Some records:
● ● ● ●
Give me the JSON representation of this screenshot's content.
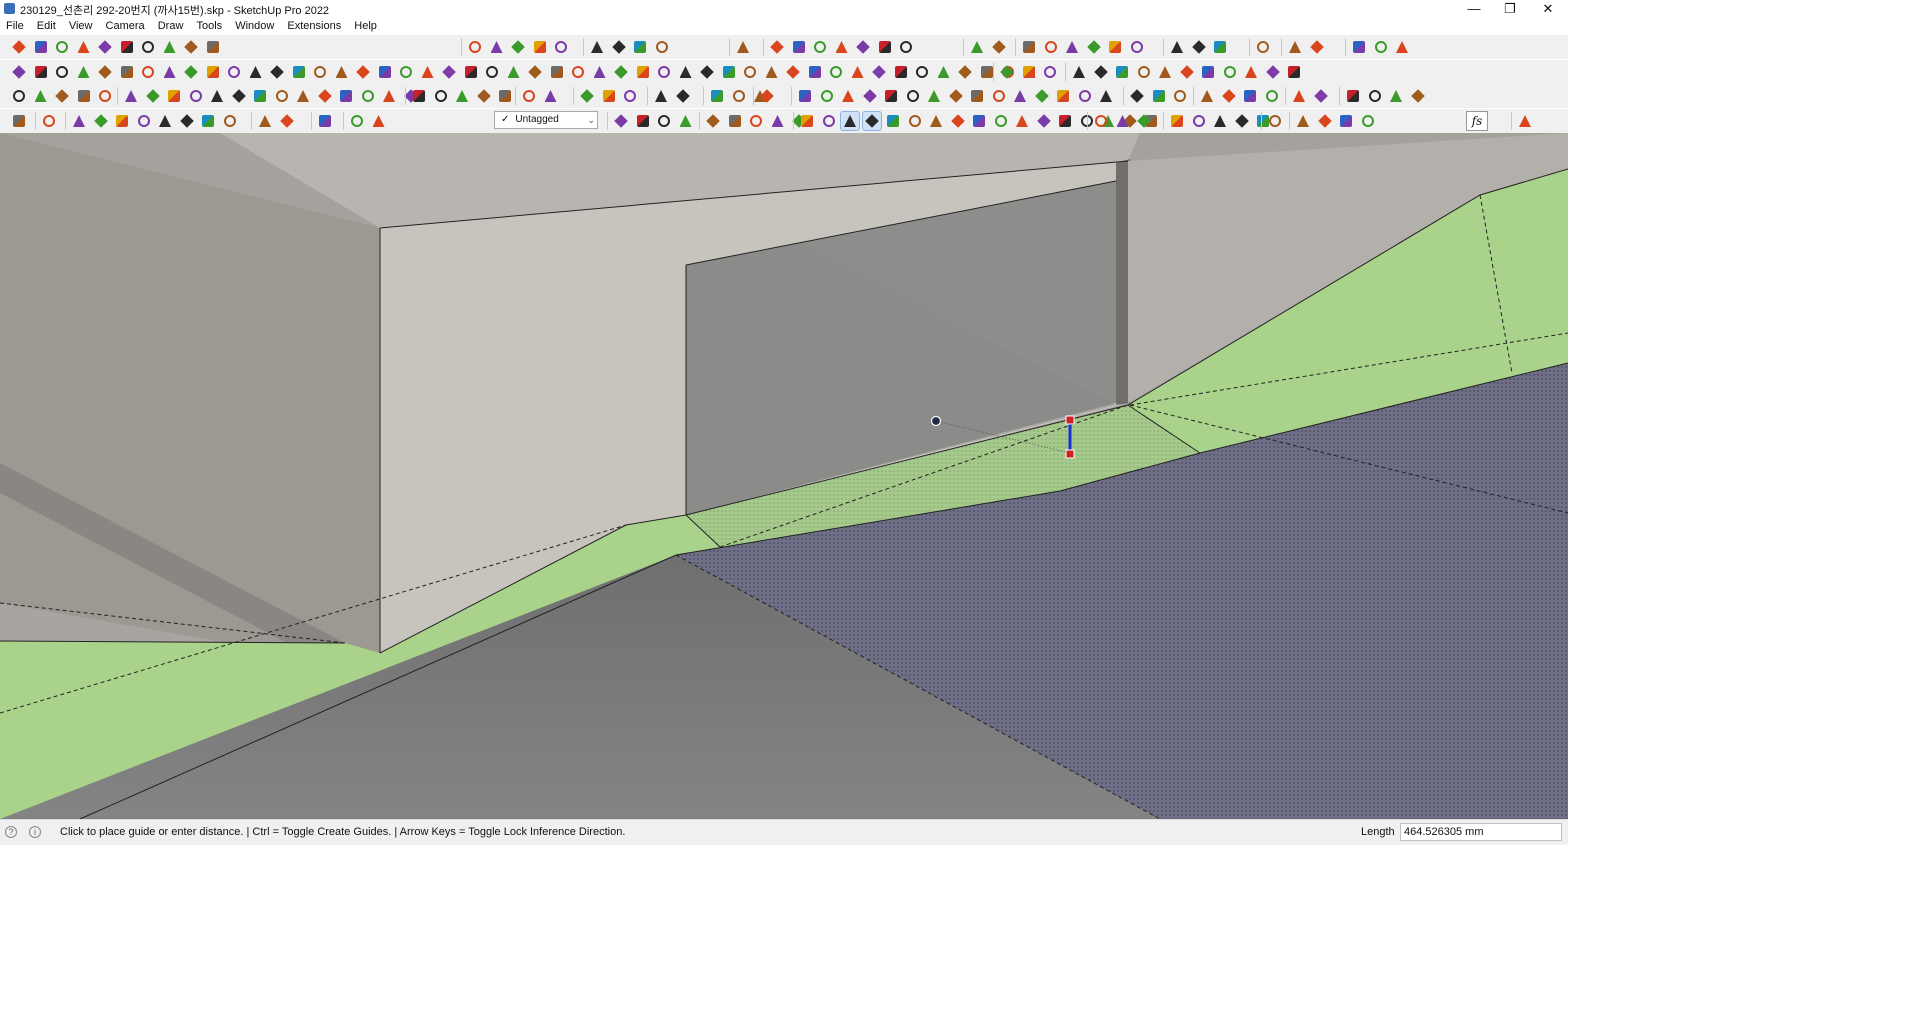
{
  "window": {
    "title": "230129_선촌리 292-20번지 (까사15번).skp - SketchUp Pro 2022",
    "minimize_glyph": "—",
    "restore_glyph": "❐",
    "close_glyph": "✕"
  },
  "menu": [
    "File",
    "Edit",
    "View",
    "Camera",
    "Draw",
    "Tools",
    "Window",
    "Extensions",
    "Help"
  ],
  "toolbar": {
    "tag_dropdown_value": "Untagged",
    "tag_check_glyph": "✓",
    "tag_dd_glyph": "⌄",
    "fs_label": "fs"
  },
  "statusbar": {
    "prompt": "Click to place guide or enter distance. | Ctrl = Toggle Create Guides. | Arrow Keys = Toggle Lock Inference Direction.",
    "length_label": "Length",
    "length_value": "464.526305 mm",
    "help_glyph": "?",
    "info_glyph": "i"
  },
  "colors": {
    "ground_green": "#a9d38a",
    "selected_face": "#9cc082",
    "wall": "#c6c3bd",
    "floor_gray": "#7b7b7b",
    "selection_blue": "#5a5a7a",
    "tape_line": "#1a2ed6",
    "endpoint": "#cc2222"
  }
}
● ● ● ●
*EXERCISE DESCRIPTION*
Make an exact copy of the records above, with the pictures left out.

*ANSWER TO THE EXERCISE*
Give me the JSON representation of this screenshot's content.
{
  "window": {
    "title": "230129_선촌리 292-20번지 (까사15번).skp - SketchUp Pro 2022",
    "minimize_glyph": "—",
    "restore_glyph": "❐",
    "close_glyph": "✕"
  },
  "menu": [
    "File",
    "Edit",
    "View",
    "Camera",
    "Draw",
    "Tools",
    "Window",
    "Extensions",
    "Help"
  ],
  "toolbar": {
    "tag_dropdown_value": "Untagged",
    "tag_check_glyph": "✓",
    "tag_dd_glyph": "⌄",
    "fs_label": "fs"
  },
  "statusbar": {
    "prompt": "Click to place guide or enter distance. | Ctrl = Toggle Create Guides. | Arrow Keys = Toggle Lock Inference Direction.",
    "length_label": "Length",
    "length_value": "464.526305 mm",
    "help_glyph": "?",
    "info_glyph": "i"
  },
  "colors": {
    "ground_green": "#a9d38a",
    "selected_face": "#9cc082",
    "wall": "#c6c3bd",
    "floor_gray": "#7b7b7b",
    "selection_blue": "#5a5a7a",
    "tape_line": "#1a2ed6",
    "endpoint": "#cc2222"
  }
}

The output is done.